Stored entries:

------------------------------

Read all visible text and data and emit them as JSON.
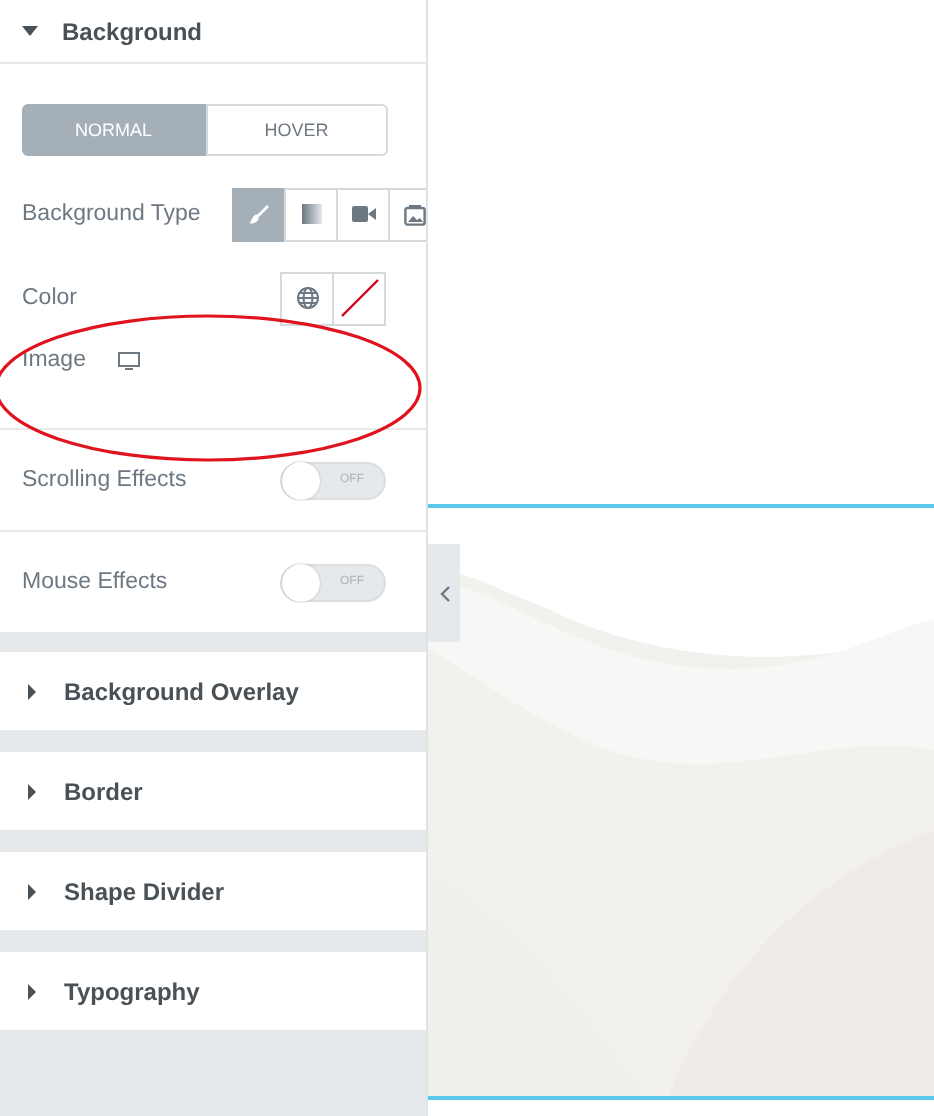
{
  "open_section": {
    "title": "Background",
    "expanded": true
  },
  "state_tabs": [
    {
      "label": "NORMAL",
      "selected": true
    },
    {
      "label": "HOVER",
      "selected": false
    }
  ],
  "background_type": {
    "label": "Background Type",
    "options": [
      {
        "kind": "brush",
        "selected": true
      },
      {
        "kind": "gradient",
        "selected": false
      },
      {
        "kind": "video",
        "selected": false
      },
      {
        "kind": "slideshow",
        "selected": false
      }
    ]
  },
  "color": {
    "label": "Color"
  },
  "image": {
    "label": "Image"
  },
  "toggles": [
    {
      "label": "Scrolling Effects",
      "on": false,
      "state_text": "OFF"
    },
    {
      "label": "Mouse Effects",
      "on": false,
      "state_text": "OFF"
    }
  ],
  "sections": [
    {
      "title": "Background Overlay",
      "expanded": false
    },
    {
      "title": "Border",
      "expanded": false
    },
    {
      "title": "Shape Divider",
      "expanded": false
    },
    {
      "title": "Typography",
      "expanded": false
    }
  ]
}
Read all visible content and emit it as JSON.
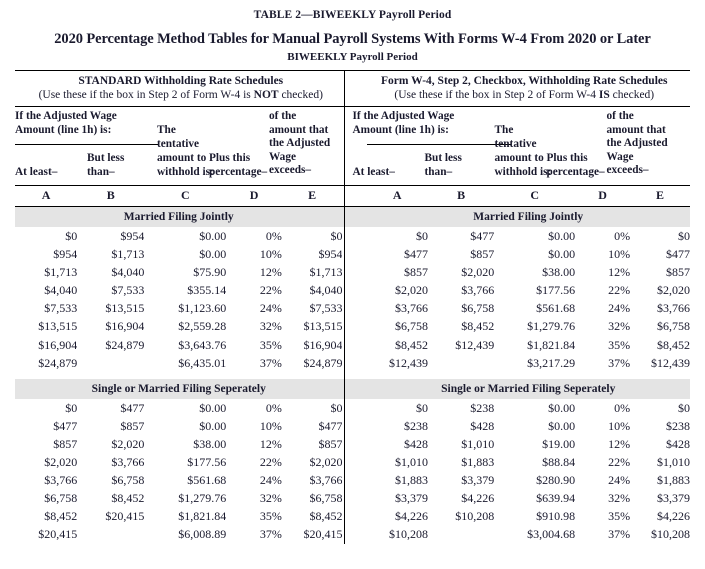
{
  "document": {
    "table_label": "TABLE 2—BIWEEKLY Payroll Period",
    "main_title": "2020 Percentage Method Tables for Manual Payroll Systems With Forms W-4 From 2020 or Later",
    "period_subtitle": "BIWEEKLY Payroll Period"
  },
  "schedules": {
    "left": {
      "title": "STANDARD Withholding Rate Schedules",
      "note_prefix": "(Use these if the box in Step 2 of Form W-4 is ",
      "note_emphasis": "NOT",
      "note_suffix": " checked)"
    },
    "right": {
      "title": "Form W-4, Step 2, Checkbox, Withholding Rate Schedules",
      "note_prefix": "(Use these if the box in Step 2 of Form W-4 ",
      "note_emphasis": "IS",
      "note_suffix": " checked)"
    }
  },
  "column_headers": {
    "adjusted_wage_line1": "If the Adjusted Wage",
    "adjusted_wage_line2": "Amount (line 1h) is:",
    "the": "The",
    "tentative": "tentative",
    "amount_to": "amount to",
    "withhold_is": "withhold is:",
    "plus_this": "Plus this",
    "percentage": "percentage–",
    "of_the": "of the",
    "amount_that": "amount that",
    "the_adjusted": "the Adjusted",
    "wage": "Wage",
    "exceeds": "exceeds–",
    "at_least": "At least–",
    "but_less": "But less",
    "than": "than–"
  },
  "column_letters": [
    "A",
    "B",
    "C",
    "D",
    "E"
  ],
  "sections": [
    {
      "band_label": "Married Filing Jointly",
      "left_rows": [
        [
          "$0",
          "$954",
          "$0.00",
          "0%",
          "$0"
        ],
        [
          "$954",
          "$1,713",
          "$0.00",
          "10%",
          "$954"
        ],
        [
          "$1,713",
          "$4,040",
          "$75.90",
          "12%",
          "$1,713"
        ],
        [
          "$4,040",
          "$7,533",
          "$355.14",
          "22%",
          "$4,040"
        ],
        [
          "$7,533",
          "$13,515",
          "$1,123.60",
          "24%",
          "$7,533"
        ],
        [
          "$13,515",
          "$16,904",
          "$2,559.28",
          "32%",
          "$13,515"
        ],
        [
          "$16,904",
          "$24,879",
          "$3,643.76",
          "35%",
          "$16,904"
        ],
        [
          "$24,879",
          "",
          "$6,435.01",
          "37%",
          "$24,879"
        ]
      ],
      "right_rows": [
        [
          "$0",
          "$477",
          "$0.00",
          "0%",
          "$0"
        ],
        [
          "$477",
          "$857",
          "$0.00",
          "10%",
          "$477"
        ],
        [
          "$857",
          "$2,020",
          "$38.00",
          "12%",
          "$857"
        ],
        [
          "$2,020",
          "$3,766",
          "$177.56",
          "22%",
          "$2,020"
        ],
        [
          "$3,766",
          "$6,758",
          "$561.68",
          "24%",
          "$3,766"
        ],
        [
          "$6,758",
          "$8,452",
          "$1,279.76",
          "32%",
          "$6,758"
        ],
        [
          "$8,452",
          "$12,439",
          "$1,821.84",
          "35%",
          "$8,452"
        ],
        [
          "$12,439",
          "",
          "$3,217.29",
          "37%",
          "$12,439"
        ]
      ]
    },
    {
      "band_label": "Single or Married Filing Seperately",
      "left_rows": [
        [
          "$0",
          "$477",
          "$0.00",
          "0%",
          "$0"
        ],
        [
          "$477",
          "$857",
          "$0.00",
          "10%",
          "$477"
        ],
        [
          "$857",
          "$2,020",
          "$38.00",
          "12%",
          "$857"
        ],
        [
          "$2,020",
          "$3,766",
          "$177.56",
          "22%",
          "$2,020"
        ],
        [
          "$3,766",
          "$6,758",
          "$561.68",
          "24%",
          "$3,766"
        ],
        [
          "$6,758",
          "$8,452",
          "$1,279.76",
          "32%",
          "$6,758"
        ],
        [
          "$8,452",
          "$20,415",
          "$1,821.84",
          "35%",
          "$8,452"
        ],
        [
          "$20,415",
          "",
          "$6,008.89",
          "37%",
          "$20,415"
        ]
      ],
      "right_rows": [
        [
          "$0",
          "$238",
          "$0.00",
          "0%",
          "$0"
        ],
        [
          "$238",
          "$428",
          "$0.00",
          "10%",
          "$238"
        ],
        [
          "$428",
          "$1,010",
          "$19.00",
          "12%",
          "$428"
        ],
        [
          "$1,010",
          "$1,883",
          "$88.84",
          "22%",
          "$1,010"
        ],
        [
          "$1,883",
          "$3,379",
          "$280.90",
          "24%",
          "$1,883"
        ],
        [
          "$3,379",
          "$4,226",
          "$639.94",
          "32%",
          "$3,379"
        ],
        [
          "$4,226",
          "$10,208",
          "$910.98",
          "35%",
          "$4,226"
        ],
        [
          "$10,208",
          "",
          "$3,004.68",
          "37%",
          "$10,208"
        ]
      ]
    }
  ],
  "colors": {
    "band_background": "#e4e4e4",
    "rule": "#000000",
    "text": "#1a1a2e"
  }
}
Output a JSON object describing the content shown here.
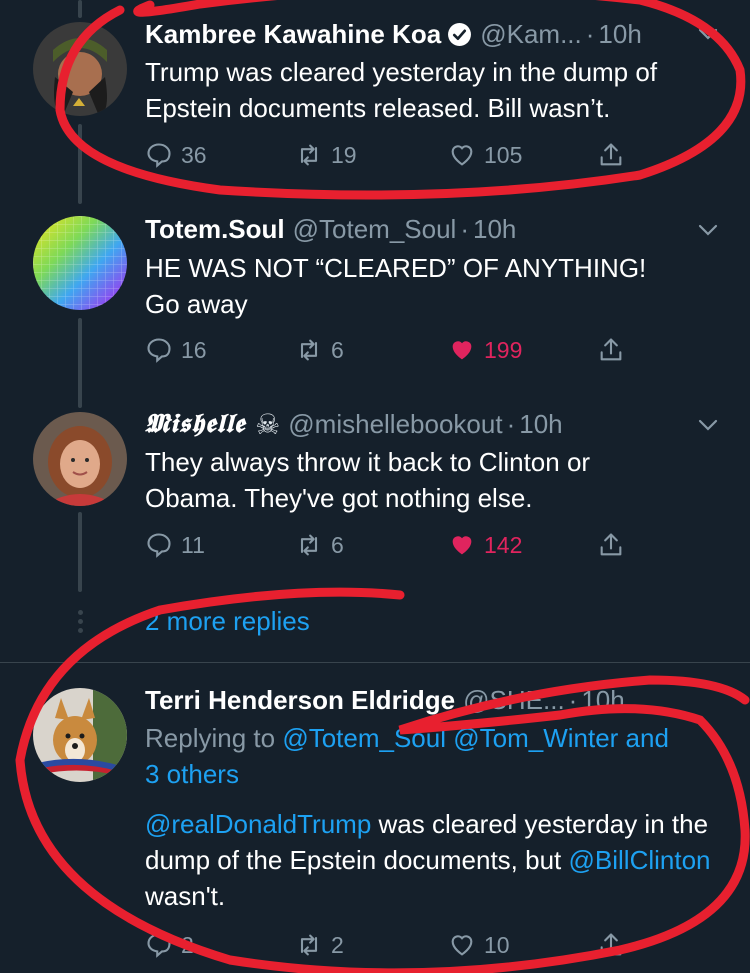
{
  "tweets": [
    {
      "name": "Kambree Kawahine Koa",
      "handle": "@Kam...",
      "sep": "·",
      "time": "10h",
      "text": "Trump was cleared yesterday in the dump of Epstein documents released. Bill wasn’t.",
      "replies": "36",
      "retweets": "19",
      "likes": "105"
    },
    {
      "name": "Totem.Soul",
      "handle": "@Totem_Soul",
      "sep": "·",
      "time": "10h",
      "text_line1": "HE WAS NOT “CLEARED” OF ANYTHING!",
      "text_line2": "Go away",
      "replies": "16",
      "retweets": "6",
      "likes": "199"
    },
    {
      "name": "𝕸𝖎𝖘𝖍𝖊𝖑𝖑𝖊",
      "skull": "☠",
      "handle": "@mishellebookout",
      "sep": "·",
      "time": "10h",
      "text": "They always throw it back to Clinton or Obama. They've got nothing else.",
      "replies": "11",
      "retweets": "6",
      "likes": "142"
    },
    {
      "name": "Terri Henderson Eldridge",
      "handle": "@SHE...",
      "sep": "·",
      "time": "10h",
      "replying_prefix": "Replying to",
      "replying_handles": "@Totem_Soul @Tom_Winter and",
      "replying_others": "3 others",
      "mention1": "@realDonaldTrump",
      "text_part1": " was cleared yesterday in the dump of the Epstein documents, but",
      "mention2": "@BillClinton",
      "text_part2": " wasn't.",
      "replies": "2",
      "retweets": "2",
      "likes": "10"
    }
  ],
  "more_replies": "2 more replies",
  "colors": {
    "background": "#15202b",
    "link": "#1da1f2",
    "muted": "#8899a6",
    "like": "#e0245e",
    "annotation": "#e8202f"
  },
  "icons": [
    "verified-badge-icon",
    "chevron-down-icon",
    "reply-icon",
    "retweet-icon",
    "like-icon",
    "share-icon",
    "skull-crossbones-icon"
  ]
}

------------------------------

§ Written instruction
Pull out each line holding the string "Epstein".

§ Response
      "text": "Trump was cleared yesterday in the dump of Epstein documents released. Bill wasn’t.",
      "text_part1": " was cleared yesterday in the dump of the Epstein documents, but",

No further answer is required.